Required task:
Output every entry exactly as given.

start Dataset records

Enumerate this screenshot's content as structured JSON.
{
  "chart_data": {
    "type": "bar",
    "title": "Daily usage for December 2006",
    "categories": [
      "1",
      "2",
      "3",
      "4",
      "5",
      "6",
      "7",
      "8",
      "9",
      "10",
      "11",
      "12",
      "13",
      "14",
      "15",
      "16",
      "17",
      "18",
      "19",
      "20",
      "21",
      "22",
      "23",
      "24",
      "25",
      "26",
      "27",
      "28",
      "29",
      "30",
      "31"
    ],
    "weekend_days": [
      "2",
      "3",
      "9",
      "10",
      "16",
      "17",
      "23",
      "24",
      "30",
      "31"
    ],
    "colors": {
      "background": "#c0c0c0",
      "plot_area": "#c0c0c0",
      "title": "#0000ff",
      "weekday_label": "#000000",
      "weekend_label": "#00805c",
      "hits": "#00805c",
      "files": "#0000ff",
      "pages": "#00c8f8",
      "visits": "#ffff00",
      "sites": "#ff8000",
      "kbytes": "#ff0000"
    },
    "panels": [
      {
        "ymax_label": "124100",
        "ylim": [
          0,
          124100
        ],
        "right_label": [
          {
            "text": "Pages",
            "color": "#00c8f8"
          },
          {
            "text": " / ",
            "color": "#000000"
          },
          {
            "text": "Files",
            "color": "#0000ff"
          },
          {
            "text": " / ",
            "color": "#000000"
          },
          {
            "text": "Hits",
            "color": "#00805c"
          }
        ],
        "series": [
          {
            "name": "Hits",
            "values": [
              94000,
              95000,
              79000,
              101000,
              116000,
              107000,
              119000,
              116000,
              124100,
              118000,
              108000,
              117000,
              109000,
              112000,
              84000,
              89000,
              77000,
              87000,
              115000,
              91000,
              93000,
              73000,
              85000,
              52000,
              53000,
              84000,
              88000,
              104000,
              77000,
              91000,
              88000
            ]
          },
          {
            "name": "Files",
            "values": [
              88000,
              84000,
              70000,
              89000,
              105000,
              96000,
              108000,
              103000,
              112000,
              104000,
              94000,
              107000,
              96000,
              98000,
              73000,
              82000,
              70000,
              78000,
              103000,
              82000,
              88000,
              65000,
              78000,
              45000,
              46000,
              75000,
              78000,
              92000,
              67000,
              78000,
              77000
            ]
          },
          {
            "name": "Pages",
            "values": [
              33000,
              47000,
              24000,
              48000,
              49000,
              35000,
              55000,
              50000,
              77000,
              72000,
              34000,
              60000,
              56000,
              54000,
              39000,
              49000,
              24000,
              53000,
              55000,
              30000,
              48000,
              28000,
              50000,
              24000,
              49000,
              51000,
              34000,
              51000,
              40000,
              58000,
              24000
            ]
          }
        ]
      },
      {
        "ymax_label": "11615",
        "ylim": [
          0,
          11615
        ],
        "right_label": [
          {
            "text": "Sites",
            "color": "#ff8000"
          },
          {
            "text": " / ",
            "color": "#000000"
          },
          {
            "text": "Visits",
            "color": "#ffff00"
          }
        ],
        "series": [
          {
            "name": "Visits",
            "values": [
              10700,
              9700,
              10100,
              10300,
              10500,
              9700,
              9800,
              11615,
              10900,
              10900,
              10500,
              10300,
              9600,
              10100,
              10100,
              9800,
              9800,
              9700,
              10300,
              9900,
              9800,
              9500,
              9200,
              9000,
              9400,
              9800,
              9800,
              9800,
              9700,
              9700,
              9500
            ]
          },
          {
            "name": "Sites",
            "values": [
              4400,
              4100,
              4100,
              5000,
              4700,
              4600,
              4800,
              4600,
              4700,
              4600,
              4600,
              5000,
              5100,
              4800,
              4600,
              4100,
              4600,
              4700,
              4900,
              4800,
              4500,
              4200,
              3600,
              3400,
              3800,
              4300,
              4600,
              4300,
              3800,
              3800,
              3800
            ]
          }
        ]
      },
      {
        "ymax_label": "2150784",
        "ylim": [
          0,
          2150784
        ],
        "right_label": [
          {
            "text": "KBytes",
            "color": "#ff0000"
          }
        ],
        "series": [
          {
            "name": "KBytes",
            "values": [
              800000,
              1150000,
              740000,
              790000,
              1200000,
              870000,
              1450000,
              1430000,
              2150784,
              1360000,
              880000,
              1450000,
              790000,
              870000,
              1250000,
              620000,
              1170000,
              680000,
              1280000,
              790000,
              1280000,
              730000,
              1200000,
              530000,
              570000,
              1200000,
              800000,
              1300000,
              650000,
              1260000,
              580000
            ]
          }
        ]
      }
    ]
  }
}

end Dataset records

Written solution:
Enumerate this screenshot's content as structured JSON.
{
  "chart_data": {
    "type": "bar",
    "title": "Daily usage for December 2006",
    "categories": [
      "1",
      "2",
      "3",
      "4",
      "5",
      "6",
      "7",
      "8",
      "9",
      "10",
      "11",
      "12",
      "13",
      "14",
      "15",
      "16",
      "17",
      "18",
      "19",
      "20",
      "21",
      "22",
      "23",
      "24",
      "25",
      "26",
      "27",
      "28",
      "29",
      "30",
      "31"
    ],
    "weekend_days": [
      "2",
      "3",
      "9",
      "10",
      "16",
      "17",
      "23",
      "24",
      "30",
      "31"
    ],
    "colors": {
      "background": "#c0c0c0",
      "plot_area": "#c0c0c0",
      "title": "#0000ff",
      "weekday_label": "#000000",
      "weekend_label": "#00805c",
      "hits": "#00805c",
      "files": "#0000ff",
      "pages": "#00c8f8",
      "visits": "#ffff00",
      "sites": "#ff8000",
      "kbytes": "#ff0000"
    },
    "panels": [
      {
        "ymax_label": "124100",
        "ylim": [
          0,
          124100
        ],
        "right_label": [
          {
            "text": "Pages",
            "color": "#00c8f8"
          },
          {
            "text": " / ",
            "color": "#000000"
          },
          {
            "text": "Files",
            "color": "#0000ff"
          },
          {
            "text": " / ",
            "color": "#000000"
          },
          {
            "text": "Hits",
            "color": "#00805c"
          }
        ],
        "series": [
          {
            "name": "Hits",
            "values": [
              94000,
              95000,
              79000,
              101000,
              116000,
              107000,
              119000,
              116000,
              124100,
              118000,
              108000,
              117000,
              109000,
              112000,
              84000,
              89000,
              77000,
              87000,
              115000,
              91000,
              93000,
              73000,
              85000,
              52000,
              53000,
              84000,
              88000,
              104000,
              77000,
              91000,
              88000
            ]
          },
          {
            "name": "Files",
            "values": [
              88000,
              84000,
              70000,
              89000,
              105000,
              96000,
              108000,
              103000,
              112000,
              104000,
              94000,
              107000,
              96000,
              98000,
              73000,
              82000,
              70000,
              78000,
              103000,
              82000,
              88000,
              65000,
              78000,
              45000,
              46000,
              75000,
              78000,
              92000,
              67000,
              78000,
              77000
            ]
          },
          {
            "name": "Pages",
            "values": [
              33000,
              47000,
              24000,
              48000,
              49000,
              35000,
              55000,
              50000,
              77000,
              72000,
              34000,
              60000,
              56000,
              54000,
              39000,
              49000,
              24000,
              53000,
              55000,
              30000,
              48000,
              28000,
              50000,
              24000,
              49000,
              51000,
              34000,
              51000,
              40000,
              58000,
              24000
            ]
          }
        ]
      },
      {
        "ymax_label": "11615",
        "ylim": [
          0,
          11615
        ],
        "right_label": [
          {
            "text": "Sites",
            "color": "#ff8000"
          },
          {
            "text": " / ",
            "color": "#000000"
          },
          {
            "text": "Visits",
            "color": "#ffff00"
          }
        ],
        "series": [
          {
            "name": "Visits",
            "values": [
              10700,
              9700,
              10100,
              10300,
              10500,
              9700,
              9800,
              11615,
              10900,
              10900,
              10500,
              10300,
              9600,
              10100,
              10100,
              9800,
              9800,
              9700,
              10300,
              9900,
              9800,
              9500,
              9200,
              9000,
              9400,
              9800,
              9800,
              9800,
              9700,
              9700,
              9500
            ]
          },
          {
            "name": "Sites",
            "values": [
              4400,
              4100,
              4100,
              5000,
              4700,
              4600,
              4800,
              4600,
              4700,
              4600,
              4600,
              5000,
              5100,
              4800,
              4600,
              4100,
              4600,
              4700,
              4900,
              4800,
              4500,
              4200,
              3600,
              3400,
              3800,
              4300,
              4600,
              4300,
              3800,
              3800,
              3800
            ]
          }
        ]
      },
      {
        "ymax_label": "2150784",
        "ylim": [
          0,
          2150784
        ],
        "right_label": [
          {
            "text": "KBytes",
            "color": "#ff0000"
          }
        ],
        "series": [
          {
            "name": "KBytes",
            "values": [
              800000,
              1150000,
              740000,
              790000,
              1200000,
              870000,
              1450000,
              1430000,
              2150784,
              1360000,
              880000,
              1450000,
              790000,
              870000,
              1250000,
              620000,
              1170000,
              680000,
              1280000,
              790000,
              1280000,
              730000,
              1200000,
              530000,
              570000,
              1200000,
              800000,
              1300000,
              650000,
              1260000,
              580000
            ]
          }
        ]
      }
    ]
  }
}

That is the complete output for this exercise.